## start
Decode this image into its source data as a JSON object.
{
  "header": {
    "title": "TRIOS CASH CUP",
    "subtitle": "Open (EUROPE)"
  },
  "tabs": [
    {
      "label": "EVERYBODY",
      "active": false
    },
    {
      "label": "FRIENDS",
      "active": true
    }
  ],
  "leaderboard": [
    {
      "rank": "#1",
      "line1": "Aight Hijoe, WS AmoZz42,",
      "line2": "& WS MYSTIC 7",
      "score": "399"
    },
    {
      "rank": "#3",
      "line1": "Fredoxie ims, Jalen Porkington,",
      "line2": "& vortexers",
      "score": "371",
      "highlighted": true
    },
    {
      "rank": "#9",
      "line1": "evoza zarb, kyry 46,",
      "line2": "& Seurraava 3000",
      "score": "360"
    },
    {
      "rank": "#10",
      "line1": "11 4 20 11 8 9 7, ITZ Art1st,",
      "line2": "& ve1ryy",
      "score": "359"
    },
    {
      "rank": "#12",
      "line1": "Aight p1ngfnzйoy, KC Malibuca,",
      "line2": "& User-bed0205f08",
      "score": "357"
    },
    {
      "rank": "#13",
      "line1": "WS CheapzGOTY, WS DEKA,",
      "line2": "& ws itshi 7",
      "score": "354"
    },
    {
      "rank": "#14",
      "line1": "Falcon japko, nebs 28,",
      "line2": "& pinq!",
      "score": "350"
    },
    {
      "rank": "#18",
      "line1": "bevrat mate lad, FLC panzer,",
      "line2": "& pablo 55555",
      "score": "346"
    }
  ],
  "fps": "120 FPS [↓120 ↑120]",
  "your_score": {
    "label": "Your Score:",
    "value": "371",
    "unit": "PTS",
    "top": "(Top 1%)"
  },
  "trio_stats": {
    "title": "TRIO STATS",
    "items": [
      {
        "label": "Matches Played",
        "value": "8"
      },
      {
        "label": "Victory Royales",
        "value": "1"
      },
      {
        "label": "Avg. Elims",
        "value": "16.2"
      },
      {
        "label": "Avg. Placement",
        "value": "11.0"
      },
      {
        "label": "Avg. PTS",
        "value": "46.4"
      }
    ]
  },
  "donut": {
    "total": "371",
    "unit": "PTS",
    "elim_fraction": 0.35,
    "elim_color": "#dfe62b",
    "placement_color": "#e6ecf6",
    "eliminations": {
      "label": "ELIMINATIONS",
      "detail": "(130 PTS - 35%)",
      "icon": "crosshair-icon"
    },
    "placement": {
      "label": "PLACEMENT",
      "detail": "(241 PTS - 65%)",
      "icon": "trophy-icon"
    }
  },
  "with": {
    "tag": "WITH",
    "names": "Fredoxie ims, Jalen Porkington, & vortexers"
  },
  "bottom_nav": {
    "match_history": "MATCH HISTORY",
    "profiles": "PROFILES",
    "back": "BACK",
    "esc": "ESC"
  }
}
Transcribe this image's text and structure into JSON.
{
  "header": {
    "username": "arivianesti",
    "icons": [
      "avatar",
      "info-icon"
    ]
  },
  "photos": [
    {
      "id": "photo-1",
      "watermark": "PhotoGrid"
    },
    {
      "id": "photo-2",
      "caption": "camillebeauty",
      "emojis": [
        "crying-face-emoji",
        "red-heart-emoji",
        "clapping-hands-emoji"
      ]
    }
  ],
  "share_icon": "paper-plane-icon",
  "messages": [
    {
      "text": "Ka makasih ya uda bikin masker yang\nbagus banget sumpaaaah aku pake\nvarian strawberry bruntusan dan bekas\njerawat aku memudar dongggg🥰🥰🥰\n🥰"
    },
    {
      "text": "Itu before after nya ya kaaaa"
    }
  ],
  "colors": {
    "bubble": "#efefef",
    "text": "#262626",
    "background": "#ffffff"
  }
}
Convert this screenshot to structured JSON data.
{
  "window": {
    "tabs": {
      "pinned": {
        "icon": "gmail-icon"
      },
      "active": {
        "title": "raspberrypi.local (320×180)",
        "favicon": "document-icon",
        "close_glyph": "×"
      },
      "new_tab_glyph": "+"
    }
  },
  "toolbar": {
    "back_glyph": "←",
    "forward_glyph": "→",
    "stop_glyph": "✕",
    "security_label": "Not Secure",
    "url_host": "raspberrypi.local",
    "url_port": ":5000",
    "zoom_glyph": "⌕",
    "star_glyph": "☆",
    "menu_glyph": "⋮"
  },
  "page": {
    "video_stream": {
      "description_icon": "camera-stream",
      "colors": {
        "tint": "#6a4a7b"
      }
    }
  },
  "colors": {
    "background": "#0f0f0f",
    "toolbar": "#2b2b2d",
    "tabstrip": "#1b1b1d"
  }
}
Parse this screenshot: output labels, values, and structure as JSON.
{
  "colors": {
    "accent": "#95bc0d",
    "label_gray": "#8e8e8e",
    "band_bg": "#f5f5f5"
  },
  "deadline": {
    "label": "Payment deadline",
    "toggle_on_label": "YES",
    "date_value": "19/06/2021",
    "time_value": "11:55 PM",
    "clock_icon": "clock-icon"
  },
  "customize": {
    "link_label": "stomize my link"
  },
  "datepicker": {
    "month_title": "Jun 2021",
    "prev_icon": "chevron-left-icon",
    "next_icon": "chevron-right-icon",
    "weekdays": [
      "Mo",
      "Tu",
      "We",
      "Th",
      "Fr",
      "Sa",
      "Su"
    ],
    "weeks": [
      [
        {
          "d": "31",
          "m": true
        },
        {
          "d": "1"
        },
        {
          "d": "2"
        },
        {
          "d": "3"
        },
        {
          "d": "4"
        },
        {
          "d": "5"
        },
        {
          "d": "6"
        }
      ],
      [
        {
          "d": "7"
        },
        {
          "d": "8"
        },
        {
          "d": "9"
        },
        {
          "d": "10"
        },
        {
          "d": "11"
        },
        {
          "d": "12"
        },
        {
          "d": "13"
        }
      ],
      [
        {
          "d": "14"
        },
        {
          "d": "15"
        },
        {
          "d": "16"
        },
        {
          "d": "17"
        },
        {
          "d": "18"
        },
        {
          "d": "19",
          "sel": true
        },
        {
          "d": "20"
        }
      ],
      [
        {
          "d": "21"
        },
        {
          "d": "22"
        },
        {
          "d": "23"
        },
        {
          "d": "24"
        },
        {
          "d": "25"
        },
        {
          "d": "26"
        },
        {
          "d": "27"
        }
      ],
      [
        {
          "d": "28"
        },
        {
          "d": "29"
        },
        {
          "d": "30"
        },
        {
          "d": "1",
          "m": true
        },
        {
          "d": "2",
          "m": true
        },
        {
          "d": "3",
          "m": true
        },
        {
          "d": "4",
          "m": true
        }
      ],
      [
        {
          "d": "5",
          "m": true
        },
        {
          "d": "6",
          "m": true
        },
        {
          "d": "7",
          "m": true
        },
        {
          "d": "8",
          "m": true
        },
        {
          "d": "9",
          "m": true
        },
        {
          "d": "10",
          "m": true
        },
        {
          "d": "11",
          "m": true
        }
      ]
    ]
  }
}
## end
TASK OBJECTIVE. Copy all lines above containing the string "this".

THE COMPLETED TASK.
Decode this image into its source data as a JSON object.
Transcribe this image's text and structure into JSON.
Convert this screenshot to structured JSON data.
Parse this screenshot: output labels, values, and structure as JSON.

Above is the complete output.